* [INSTRUCTIONS FOR THE TASK]: Seek out every line containing the word "color", and copy each.

* [GIVEN DATA]:
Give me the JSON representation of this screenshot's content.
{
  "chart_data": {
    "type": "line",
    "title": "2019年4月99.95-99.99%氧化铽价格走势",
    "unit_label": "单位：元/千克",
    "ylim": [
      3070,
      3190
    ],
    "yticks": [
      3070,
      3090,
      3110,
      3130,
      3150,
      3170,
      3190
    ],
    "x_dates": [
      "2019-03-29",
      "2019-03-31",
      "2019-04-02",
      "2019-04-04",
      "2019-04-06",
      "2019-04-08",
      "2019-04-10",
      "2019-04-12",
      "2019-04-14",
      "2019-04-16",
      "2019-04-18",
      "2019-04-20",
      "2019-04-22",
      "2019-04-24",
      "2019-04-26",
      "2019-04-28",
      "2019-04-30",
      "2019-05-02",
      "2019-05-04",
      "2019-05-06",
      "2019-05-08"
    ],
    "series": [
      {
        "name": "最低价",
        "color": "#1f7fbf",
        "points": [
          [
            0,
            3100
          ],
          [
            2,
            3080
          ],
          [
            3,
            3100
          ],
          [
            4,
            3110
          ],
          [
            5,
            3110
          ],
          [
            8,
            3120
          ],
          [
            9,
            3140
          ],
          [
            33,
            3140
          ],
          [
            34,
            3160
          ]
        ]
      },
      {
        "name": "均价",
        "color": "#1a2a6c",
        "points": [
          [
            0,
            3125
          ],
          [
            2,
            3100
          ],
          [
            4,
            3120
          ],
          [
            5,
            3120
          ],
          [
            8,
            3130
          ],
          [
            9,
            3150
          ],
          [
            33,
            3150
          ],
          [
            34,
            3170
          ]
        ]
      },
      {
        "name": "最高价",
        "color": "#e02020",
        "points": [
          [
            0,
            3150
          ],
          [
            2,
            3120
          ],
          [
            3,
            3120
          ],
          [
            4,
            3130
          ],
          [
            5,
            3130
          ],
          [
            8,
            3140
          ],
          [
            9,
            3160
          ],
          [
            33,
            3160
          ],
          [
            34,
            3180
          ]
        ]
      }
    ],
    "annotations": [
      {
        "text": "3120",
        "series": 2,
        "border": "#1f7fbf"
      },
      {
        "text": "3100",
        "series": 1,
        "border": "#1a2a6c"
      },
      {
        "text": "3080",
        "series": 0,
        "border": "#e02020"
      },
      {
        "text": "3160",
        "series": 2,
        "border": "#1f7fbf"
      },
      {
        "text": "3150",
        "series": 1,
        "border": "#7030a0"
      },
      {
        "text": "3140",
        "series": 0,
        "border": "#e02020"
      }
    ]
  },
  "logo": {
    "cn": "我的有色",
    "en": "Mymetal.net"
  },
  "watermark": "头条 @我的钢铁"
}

* [COMPLETE OUTPUT]:
        "color": "#1f7fbf",
        "color": "#1a2a6c",
        "color": "#e02020",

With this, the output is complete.